» GIVEN INSTRUCTION: Report every line of the entries below that contains the string "screenshot", copying each line in full. The match is case-sensitive.

(Source records)

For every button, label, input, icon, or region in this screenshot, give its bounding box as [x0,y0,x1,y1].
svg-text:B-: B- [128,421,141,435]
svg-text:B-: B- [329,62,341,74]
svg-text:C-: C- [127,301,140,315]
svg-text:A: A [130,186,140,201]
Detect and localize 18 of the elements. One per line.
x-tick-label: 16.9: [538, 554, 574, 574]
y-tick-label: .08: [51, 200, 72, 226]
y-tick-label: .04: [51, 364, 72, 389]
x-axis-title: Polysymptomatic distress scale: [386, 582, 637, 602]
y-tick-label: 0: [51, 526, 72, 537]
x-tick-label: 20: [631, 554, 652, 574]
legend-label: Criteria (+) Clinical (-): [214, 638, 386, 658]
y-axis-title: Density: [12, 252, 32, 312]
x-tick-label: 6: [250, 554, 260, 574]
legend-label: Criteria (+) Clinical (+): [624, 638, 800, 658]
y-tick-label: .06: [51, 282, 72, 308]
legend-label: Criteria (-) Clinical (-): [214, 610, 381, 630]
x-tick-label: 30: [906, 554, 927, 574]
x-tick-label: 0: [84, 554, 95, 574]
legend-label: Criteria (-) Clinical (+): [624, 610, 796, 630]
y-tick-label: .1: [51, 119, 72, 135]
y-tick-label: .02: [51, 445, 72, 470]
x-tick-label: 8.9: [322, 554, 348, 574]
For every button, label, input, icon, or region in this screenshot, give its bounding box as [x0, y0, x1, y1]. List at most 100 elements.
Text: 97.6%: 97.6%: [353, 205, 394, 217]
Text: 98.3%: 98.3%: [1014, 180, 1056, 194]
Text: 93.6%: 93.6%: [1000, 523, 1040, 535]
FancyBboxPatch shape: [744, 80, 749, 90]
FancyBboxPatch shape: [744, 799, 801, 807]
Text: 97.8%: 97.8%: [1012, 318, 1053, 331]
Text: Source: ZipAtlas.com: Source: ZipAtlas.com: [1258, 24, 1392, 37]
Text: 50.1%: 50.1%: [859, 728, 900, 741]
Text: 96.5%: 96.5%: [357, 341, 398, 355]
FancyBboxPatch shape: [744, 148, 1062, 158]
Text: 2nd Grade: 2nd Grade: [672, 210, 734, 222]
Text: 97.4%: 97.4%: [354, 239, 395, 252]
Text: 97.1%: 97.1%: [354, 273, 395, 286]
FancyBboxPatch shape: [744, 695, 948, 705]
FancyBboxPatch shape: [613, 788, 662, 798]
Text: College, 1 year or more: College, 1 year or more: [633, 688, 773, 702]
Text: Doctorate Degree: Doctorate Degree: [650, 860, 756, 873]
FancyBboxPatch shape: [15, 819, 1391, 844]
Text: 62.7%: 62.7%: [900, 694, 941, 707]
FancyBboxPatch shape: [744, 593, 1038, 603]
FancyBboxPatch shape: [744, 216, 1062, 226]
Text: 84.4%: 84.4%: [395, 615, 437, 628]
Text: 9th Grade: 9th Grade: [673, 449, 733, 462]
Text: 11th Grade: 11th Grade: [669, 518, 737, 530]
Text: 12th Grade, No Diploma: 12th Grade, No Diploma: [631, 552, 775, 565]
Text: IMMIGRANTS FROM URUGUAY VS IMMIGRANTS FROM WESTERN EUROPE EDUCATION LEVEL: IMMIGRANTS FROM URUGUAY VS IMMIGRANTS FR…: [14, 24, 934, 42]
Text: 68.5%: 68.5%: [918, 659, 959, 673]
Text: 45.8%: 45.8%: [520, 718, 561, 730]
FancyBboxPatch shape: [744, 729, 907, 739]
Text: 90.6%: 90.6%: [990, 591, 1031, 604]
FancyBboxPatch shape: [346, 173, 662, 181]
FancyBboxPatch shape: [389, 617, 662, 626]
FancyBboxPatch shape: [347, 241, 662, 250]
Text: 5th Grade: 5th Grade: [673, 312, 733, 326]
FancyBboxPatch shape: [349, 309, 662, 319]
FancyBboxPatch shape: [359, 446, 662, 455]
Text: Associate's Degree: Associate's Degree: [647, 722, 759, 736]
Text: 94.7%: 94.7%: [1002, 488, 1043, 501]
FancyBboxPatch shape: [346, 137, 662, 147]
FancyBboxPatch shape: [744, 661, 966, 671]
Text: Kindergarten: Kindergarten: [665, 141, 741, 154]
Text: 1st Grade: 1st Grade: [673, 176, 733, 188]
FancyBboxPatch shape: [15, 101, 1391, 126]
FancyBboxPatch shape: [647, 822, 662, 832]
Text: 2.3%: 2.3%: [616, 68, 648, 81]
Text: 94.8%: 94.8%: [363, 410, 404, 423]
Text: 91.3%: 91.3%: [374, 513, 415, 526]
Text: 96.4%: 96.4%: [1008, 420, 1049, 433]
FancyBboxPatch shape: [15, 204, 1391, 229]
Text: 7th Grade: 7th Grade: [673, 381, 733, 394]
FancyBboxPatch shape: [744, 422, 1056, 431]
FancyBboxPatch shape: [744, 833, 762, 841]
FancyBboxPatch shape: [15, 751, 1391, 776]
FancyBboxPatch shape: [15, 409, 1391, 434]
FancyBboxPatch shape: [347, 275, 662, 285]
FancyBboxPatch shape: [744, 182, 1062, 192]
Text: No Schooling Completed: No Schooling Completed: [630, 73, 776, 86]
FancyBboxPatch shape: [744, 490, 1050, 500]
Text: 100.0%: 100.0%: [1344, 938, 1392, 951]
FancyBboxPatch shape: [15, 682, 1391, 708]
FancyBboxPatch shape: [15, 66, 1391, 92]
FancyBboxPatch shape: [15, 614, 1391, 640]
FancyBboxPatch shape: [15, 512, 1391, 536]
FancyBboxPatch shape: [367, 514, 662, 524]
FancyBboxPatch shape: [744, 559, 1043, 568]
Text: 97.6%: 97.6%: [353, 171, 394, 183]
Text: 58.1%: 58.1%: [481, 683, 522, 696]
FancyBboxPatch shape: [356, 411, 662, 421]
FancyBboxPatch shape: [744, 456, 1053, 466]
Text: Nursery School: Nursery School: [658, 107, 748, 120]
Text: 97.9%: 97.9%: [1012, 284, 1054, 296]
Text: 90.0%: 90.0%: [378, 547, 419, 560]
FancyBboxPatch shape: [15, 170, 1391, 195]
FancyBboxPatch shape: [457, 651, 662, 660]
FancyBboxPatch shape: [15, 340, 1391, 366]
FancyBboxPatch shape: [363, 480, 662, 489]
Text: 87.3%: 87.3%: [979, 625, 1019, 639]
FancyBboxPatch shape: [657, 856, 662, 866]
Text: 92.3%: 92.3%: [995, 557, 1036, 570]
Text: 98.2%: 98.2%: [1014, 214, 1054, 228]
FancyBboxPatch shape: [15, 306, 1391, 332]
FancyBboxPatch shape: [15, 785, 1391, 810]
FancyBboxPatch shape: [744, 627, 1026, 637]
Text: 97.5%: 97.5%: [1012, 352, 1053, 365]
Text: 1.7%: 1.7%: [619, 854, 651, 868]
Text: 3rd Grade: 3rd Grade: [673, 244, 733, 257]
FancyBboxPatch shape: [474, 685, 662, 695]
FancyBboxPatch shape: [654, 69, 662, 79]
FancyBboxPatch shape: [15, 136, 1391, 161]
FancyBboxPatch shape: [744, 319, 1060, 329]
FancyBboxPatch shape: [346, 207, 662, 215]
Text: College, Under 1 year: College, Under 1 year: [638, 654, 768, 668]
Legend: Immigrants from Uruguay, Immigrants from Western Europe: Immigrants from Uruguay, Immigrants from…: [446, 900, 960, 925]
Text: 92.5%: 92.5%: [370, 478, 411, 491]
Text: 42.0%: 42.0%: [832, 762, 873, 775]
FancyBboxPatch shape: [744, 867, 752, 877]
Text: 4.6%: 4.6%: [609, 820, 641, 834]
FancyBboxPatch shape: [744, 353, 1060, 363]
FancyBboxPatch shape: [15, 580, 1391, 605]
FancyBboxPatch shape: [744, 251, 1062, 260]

» THE RESULT:
For every button, label, input, icon, or region in this screenshot, give its bounding box as [x0,y0,x1,y1].
For every button, label, input, icon, or region in this screenshot, give its bounding box as [x0, y0, x1, y1]. List at most 100 elements.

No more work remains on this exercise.